▶ Required work
All the entries need to be quoted exactly, apart from the pictures, which you should drop.

▶ Listed entries
◇ ◇ ◇ ◇ ◇

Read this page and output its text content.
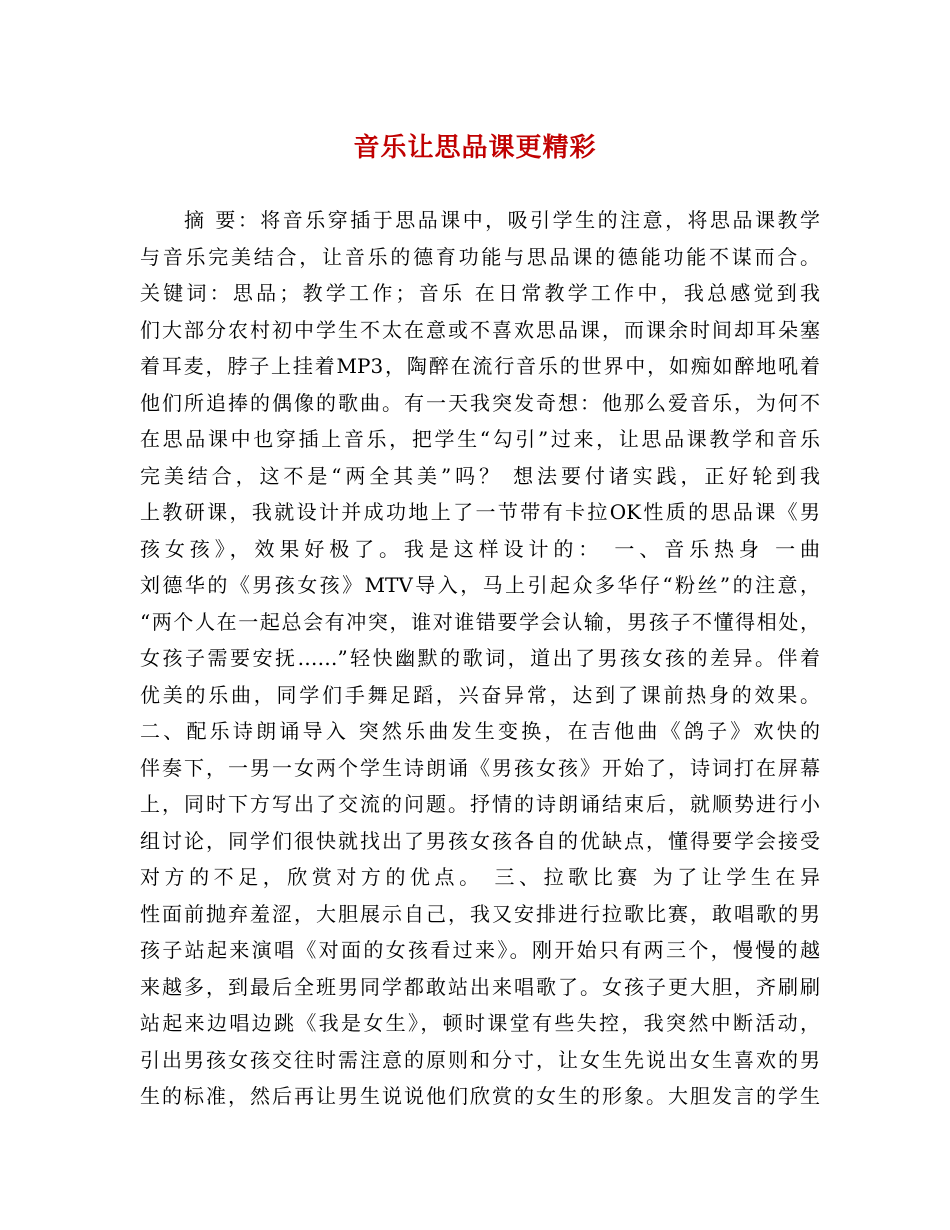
音乐让思品课更精彩
摘 要：将音乐穿插于思品课中，吸引学生的注意，将思品课教学
与音乐完美结合，让音乐的德育功能与思品课的德能功能不谋而合。
关键词：思品；教学工作；音乐 在日常教学工作中，我总感觉到我
们大部分农村初中学生不太在意或不喜欢思品课，而课余时间却耳朵塞
着耳麦，脖子上挂着MP3，陶醉在流行音乐的世界中，如痴如醉地吼着
他们所追捧的偶像的歌曲。有一天我突发奇想：他那么爱音乐，为何不
在思品课中也穿插上音乐，把学生“勾引”过来，让思品课教学和音乐
完美结合，这不是“两全其美”吗？ 想法要付诸实践，正好轮到我
上教研课，我就设计并成功地上了一节带有卡拉OK性质的思品课《男
孩女孩》，效果好极了。我是这样设计的： 一、音乐热身 一曲
刘德华的《男孩女孩》MTV导入，马上引起众多华仔“粉丝”的注意，
“两个人在一起总会有冲突，谁对谁错要学会认输，男孩子不懂得相处，
女孩子需要安抚……”轻快幽默的歌词，道出了男孩女孩的差异。伴着
优美的乐曲，同学们手舞足蹈，兴奋异常，达到了课前热身的效果。
二、配乐诗朗诵导入 突然乐曲发生变换，在吉他曲《鸽子》欢快的
伴奏下，一男一女两个学生诗朗诵《男孩女孩》开始了，诗词打在屏幕
上，同时下方写出了交流的问题。抒情的诗朗诵结束后，就顺势进行小
组讨论，同学们很快就找出了男孩女孩各自的优缺点，懂得要学会接受
对方的不足，欣赏对方的优点。 三、拉歌比赛 为了让学生在异
性面前抛弃羞涩，大胆展示自己，我又安排进行拉歌比赛，敢唱歌的男
孩子站起来演唱《对面的女孩看过来》。刚开始只有两三个，慢慢的越
来越多，到最后全班男同学都敢站出来唱歌了。女孩子更大胆，齐刷刷
站起来边唱边跳《我是女生》，顿时课堂有些失控，我突然中断活动，
引出男孩女孩交往时需注意的原则和分寸，让女生先说出女生喜欢的男
生的标准，然后再让男生说说他们欣赏的女生的形象。大胆发言的学生
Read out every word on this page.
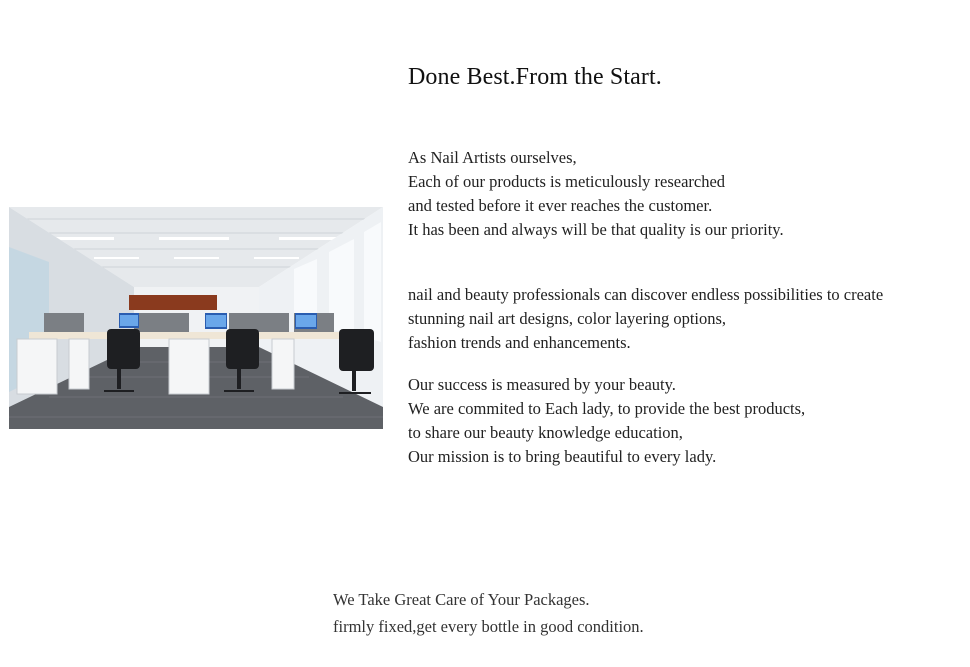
Done Best.From the Start.

As Nail Artists ourselves,
Each of our products is meticulously researched
and tested before it ever reaches the customer.
It has been and always will be that quality is our priority.

nail and beauty professionals can discover endless possibilities to create
stunning nail art designs, color layering options,
fashion trends and enhancements.

Our success is measured by your beauty.
We are commited to Each lady, to provide the best products,
to share our beauty knowledge education,
Our mission is to bring beautiful to every lady.

We Take Great Care of Your Packages.
firmly fixed,get every bottle in good condition.
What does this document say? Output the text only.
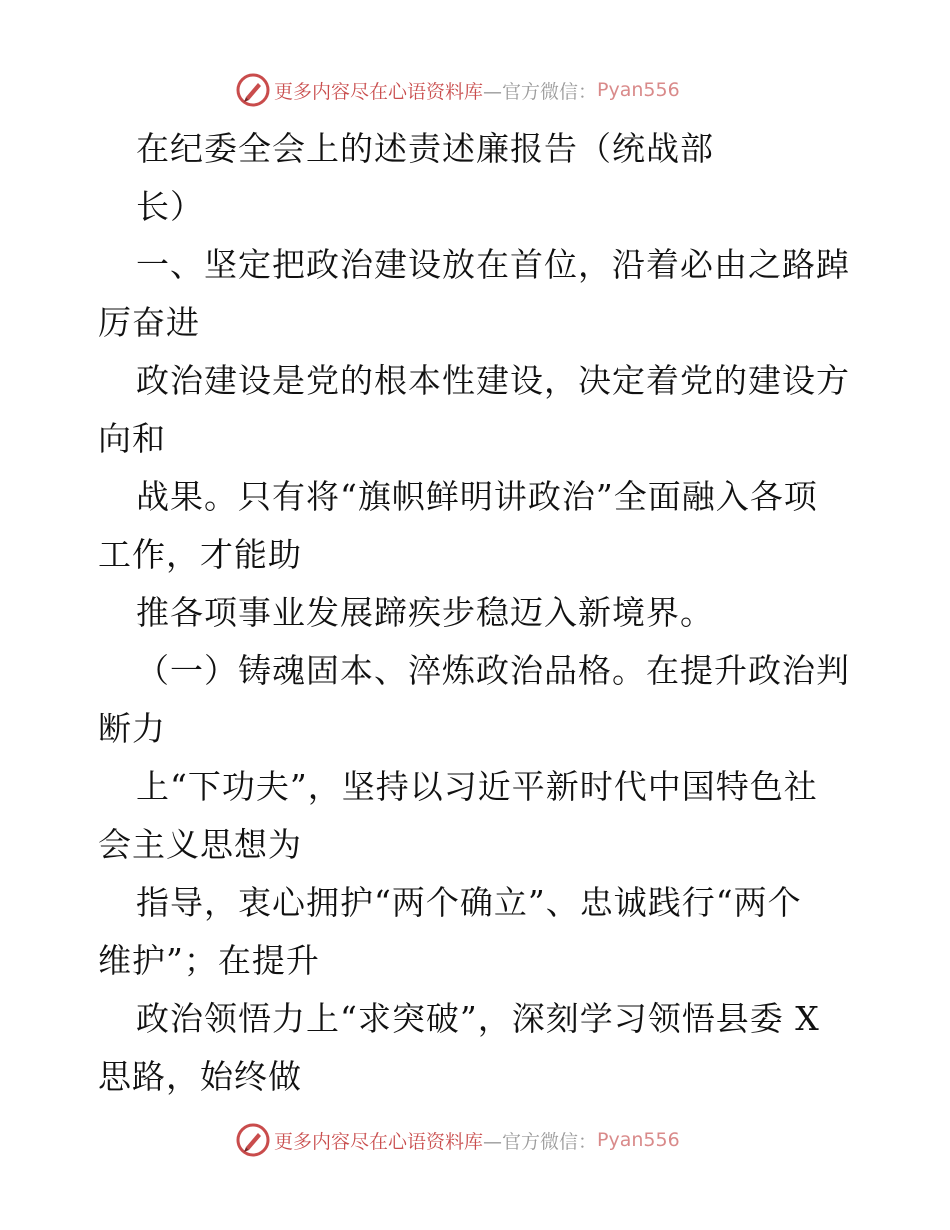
更多内容尽在心语资料库 —官方微信： Pyan556
在纪委全会上的述责述廉报告（统战部
长）
一、坚定把政治建设放在首位，沿着必由之路踔
厉奋进
政治建设是党的根本性建设，决定着党的建设方
向和
战果。只有将“旗帜鲜明讲政治”全面融入各项
工作，才能助
推各项事业发展蹄疾步稳迈入新境界。
（一）铸魂固本、淬炼政治品格。在提升政治判
断力
上“下功夫”，坚持以习近平新时代中国特色社
会主义思想为
指导，衷心拥护“两个确立”、忠诚践行“两个
维护”；在提升
政治领悟力上“求突破”，深刻学习领悟县委 X
思路，始终做
更多内容尽在心语资料库 —官方微信： Pyan556
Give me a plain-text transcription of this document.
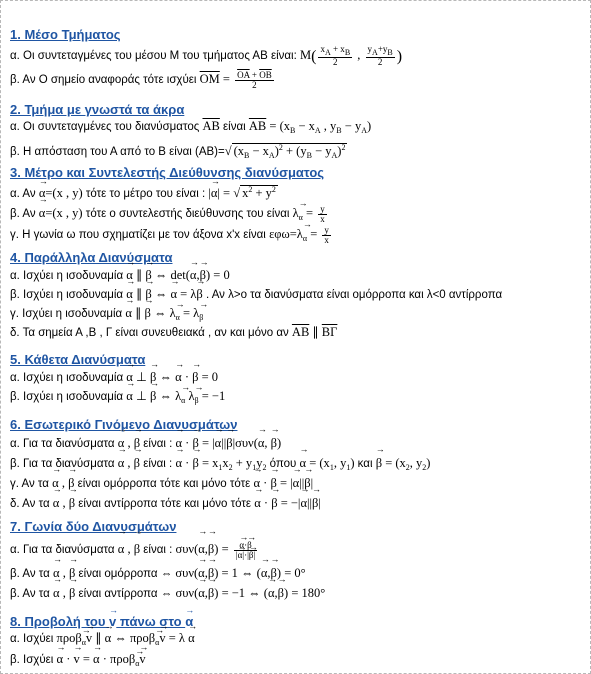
1. Μέσο Τμήματος

α. Οι συντεταγμένες του μέσου Μ του τμήματος ΑΒ είναι: $M( \frac{xA + xB}{2}$ , $\frac{yA+yB}{2}$ )

β. Αν Ο σημείο αναφοράς τότε ισχύει $\overline{OM} = \frac{\overline{OA} + \overline{OB}}{2}$

2. Τμήμα με γνωστά τα άκρα

α. Οι συντεταγμένες του διανύσματος $\overline{AB}$ είναι $\overline{AB} = (x_B - x_A$ , $y_B - y_A$)

β. Η απόσταση του Α από το Β είναι (ΑΒ)=√ $(x_B - x_A)^2 + (y_B - y_A)^2$

3. Μέτρο και Συντελεστής Διεύθυνσης διανύσματος

α. Αν → α=(x , y) τότε το μέτρο του είναι : |→ α| = √ $x^2 + y^2$

β. Αν → α=(x , y) τότε ο συντελεστής διεύθυνσης του είναι $\lambda\to _\alpha = \frac{y}{x}$

γ. Η γωνία ω που σχηματίζει με τον άξονα x'x είναι $\varepsilon\varphi\omega=\lambda\to _\alpha = \frac{y}{x}$

4. Παράλληλα Διανύσματα

α. Ισχύει η ισοδυναμία → α ∥ → β ⇔ det(→ α,→ β) = 0

β. Ισχύει η ισοδυναμία → α ∥ → β ⇔ → α = λ→ β . Αν λ>ο τα διανύσματα είναι ομόρροπα και λ<0 αντίρροπα

γ. Ισχύει η ισοδυναμία → α ∥ → β ⇔ λ→ $_\alpha$ = λ→ $_\beta$

δ. Τα σημεία Α ,Β , Γ είναι συνευθειακά , αν και μόνο αν $\overline{AB}$ ∥ $\overline{B\Gamma}$

5. Κάθετα Διανύσματα

α. Ισχύει η ισοδυναμία → α ⊥ → β ⇔ → α · → β = 0

β. Ισχύει η ισοδυναμία → α ⊥ → β ⇔ λ→ $_\alpha$ λ→ $_\beta$ = −1

6. Εσωτερικό Γινόμενο Διανυσμάτων

α. Για τα διανύσματα → α , → β είναι : → α · → β = |→ α||→ β|συν(→ α, → β)

β. Για τα διανύσματα → α , → β είναι : → α · → $\beta = x_1x_2 + y_1y_2$ $ό\pi o\upsilon \to \alpha = (x_1$, $y_1$) $\kappa\alpha\iota \to \beta = (x_2$, $y_2$)

γ. Αν τα → α , → β είναι ομόρροπα τότε και μόνο τότε → α · → β = |→ α||→ β|

δ. Αν τα → α , → β είναι αντίρροπα τότε και μόνο τότε → α · → β = −|→ α||→ β|

7. Γωνία δύο Διανυσμάτων

α. Για τα διανύσματα → α , → β είναι : συν(→ α,→ β) = → $\frac{\alpha\cdot\to \beta}{|\to \alpha|\cdot|\to \beta|}$

β. Αν τα → α , → β είναι ομόρροπα ⇔ συν(→ α,→ β) = 1 ⇔ (→ α,→ β) = 0°

β. Αν τα → α , → β είναι αντίρροπα ⇔ συν(→ α,→ β) = −1 ⇔ (→ α,→ β) = 180°

8. Προβολή του → v πάνω στο → α

α. Ισχύει προβ→ $_\alpha$→ v ∥ → α ⇔ προβ→ $_\alpha$→ v = λ → α

β. Ισχύει → α · → v = → α · προβ→ $_\alpha$→ v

◇ ◇ ◇ ◇ ◇

▶ Result of the exercise
Read this page and output its text content.
音乐让思品课更精彩
摘 要：将音乐穿插于思品课中，吸引学生的注意，将思品课教学
与音乐完美结合，让音乐的德育功能与思品课的德能功能不谋而合。
关键词：思品；教学工作；音乐 在日常教学工作中，我总感觉到我
们大部分农村初中学生不太在意或不喜欢思品课，而课余时间却耳朵塞
着耳麦，脖子上挂着MP3，陶醉在流行音乐的世界中，如痴如醉地吼着
他们所追捧的偶像的歌曲。有一天我突发奇想：他那么爱音乐，为何不
在思品课中也穿插上音乐，把学生“勾引”过来，让思品课教学和音乐
完美结合，这不是“两全其美”吗？ 想法要付诸实践，正好轮到我
上教研课，我就设计并成功地上了一节带有卡拉OK性质的思品课《男
孩女孩》，效果好极了。我是这样设计的： 一、音乐热身 一曲
刘德华的《男孩女孩》MTV导入，马上引起众多华仔“粉丝”的注意，
“两个人在一起总会有冲突，谁对谁错要学会认输，男孩子不懂得相处，
女孩子需要安抚……”轻快幽默的歌词，道出了男孩女孩的差异。伴着
优美的乐曲，同学们手舞足蹈，兴奋异常，达到了课前热身的效果。
二、配乐诗朗诵导入 突然乐曲发生变换，在吉他曲《鸽子》欢快的
伴奏下，一男一女两个学生诗朗诵《男孩女孩》开始了，诗词打在屏幕
上，同时下方写出了交流的问题。抒情的诗朗诵结束后，就顺势进行小
组讨论，同学们很快就找出了男孩女孩各自的优缺点，懂得要学会接受
对方的不足，欣赏对方的优点。 三、拉歌比赛 为了让学生在异
性面前抛弃羞涩，大胆展示自己，我又安排进行拉歌比赛，敢唱歌的男
孩子站起来演唱《对面的女孩看过来》。刚开始只有两三个，慢慢的越
来越多，到最后全班男同学都敢站出来唱歌了。女孩子更大胆，齐刷刷
站起来边唱边跳《我是女生》，顿时课堂有些失控，我突然中断活动，
引出男孩女孩交往时需注意的原则和分寸，让女生先说出女生喜欢的男
生的标准，然后再让男生说说他们欣赏的女生的形象。大胆发言的学生
Read out every word on this page.
Done Best.From the Start.

As Nail Artists ourselves,
Each of our products is meticulously researched
and tested before it ever reaches the customer.
It has been and always will be that quality is our priority.

nail and beauty professionals can discover endless possibilities to create
stunning nail art designs, color layering options,
fashion trends and enhancements.

Our success is measured by your beauty.
We are commited to Each lady, to provide the best products,
to share our beauty knowledge education,
Our mission is to bring beautiful to every lady.

We Take Great Care of Your Packages.
firmly fixed,get every bottle in good condition.
What does this document say? Output the text only.
更多内容尽在心语资料库 —官方微信： Pyan556
在纪委全会上的述责述廉报告（统战部
长）
一、坚定把政治建设放在首位，沿着必由之路踔
厉奋进
政治建设是党的根本性建设，决定着党的建设方
向和
战果。只有将“旗帜鲜明讲政治”全面融入各项
工作，才能助
推各项事业发展蹄疾步稳迈入新境界。
（一）铸魂固本、淬炼政治品格。在提升政治判
断力
上“下功夫”，坚持以习近平新时代中国特色社
会主义思想为
指导，衷心拥护“两个确立”、忠诚践行“两个
维护”；在提升
政治领悟力上“求突破”，深刻学习领悟县委 X
思路，始终做
更多内容尽在心语资料库 —官方微信： Pyan556
Give me a plain-text transcription of this document.
1. Μέσο Τμήματος

α. Οι συντεταγμένες του μέσου Μ του τμήματος ΑΒ είναι: $M( \frac{xA + xB}{2}$ , $\frac{yA+yB}{2}$ )

β. Αν Ο σημείο αναφοράς τότε ισχύει $\overline{OM} = \frac{\overline{OA} + \overline{OB}}{2}$

2. Τμήμα με γνωστά τα άκρα

α. Οι συντεταγμένες του διανύσματος $\overline{AB}$ είναι $\overline{AB} = (x_B - x_A$ , $y_B - y_A$)

β. Η απόσταση του Α από το Β είναι (ΑΒ)=√ $(x_B - x_A)^2 + (y_B - y_A)^2$

3. Μέτρο και Συντελεστής Διεύθυνσης διανύσματος

α. Αν → α=(x , y) τότε το μέτρο του είναι : |→ α| = √ $x^2 + y^2$

β. Αν → α=(x , y) τότε ο συντελεστής διεύθυνσης του είναι $\lambda\to _\alpha = \frac{y}{x}$

γ. Η γωνία ω που σχηματίζει με τον άξονα x'x είναι $\varepsilon\varphi\omega=\lambda\to _\alpha = \frac{y}{x}$

4. Παράλληλα Διανύσματα

α. Ισχύει η ισοδυναμία → α ∥ → β ⇔ det(→ α,→ β) = 0

β. Ισχύει η ισοδυναμία → α ∥ → β ⇔ → α = λ→ β . Αν λ>ο τα διανύσματα είναι ομόρροπα και λ<0 αντίρροπα

γ. Ισχύει η ισοδυναμία → α ∥ → β ⇔ λ→ $_\alpha$ = λ→ $_\beta$

δ. Τα σημεία Α ,Β , Γ είναι συνευθειακά , αν και μόνο αν $\overline{AB}$ ∥ $\overline{B\Gamma}$

5. Κάθετα Διανύσματα

α. Ισχύει η ισοδυναμία → α ⊥ → β ⇔ → α · → β = 0

β. Ισχύει η ισοδυναμία → α ⊥ → β ⇔ λ→ $_\alpha$ λ→ $_\beta$ = −1

6. Εσωτερικό Γινόμενο Διανυσμάτων

α. Για τα διανύσματα → α , → β είναι : → α · → β = |→ α||→ β|συν(→ α, → β)

β. Για τα διανύσματα → α , → β είναι : → α · → $\beta = x_1x_2 + y_1y_2$ $ό\pi o\upsilon \to \alpha = (x_1$, $y_1$) $\kappa\alpha\iota \to \beta = (x_2$, $y_2$)

γ. Αν τα → α , → β είναι ομόρροπα τότε και μόνο τότε → α · → β = |→ α||→ β|

δ. Αν τα → α , → β είναι αντίρροπα τότε και μόνο τότε → α · → β = −|→ α||→ β|

7. Γωνία δύο Διανυσμάτων

α. Για τα διανύσματα → α , → β είναι : συν(→ α,→ β) = → $\frac{\alpha\cdot\to \beta}{|\to \alpha|\cdot|\to \beta|}$

β. Αν τα → α , → β είναι ομόρροπα ⇔ συν(→ α,→ β) = 1 ⇔ (→ α,→ β) = 0°

β. Αν τα → α , → β είναι αντίρροπα ⇔ συν(→ α,→ β) = −1 ⇔ (→ α,→ β) = 180°

8. Προβολή του → v πάνω στο → α

α. Ισχύει προβ→ $_\alpha$→ v ∥ → α ⇔ προβ→ $_\alpha$→ v = λ → α

β. Ισχύει → α · → v = → α · προβ→ $_\alpha$→ v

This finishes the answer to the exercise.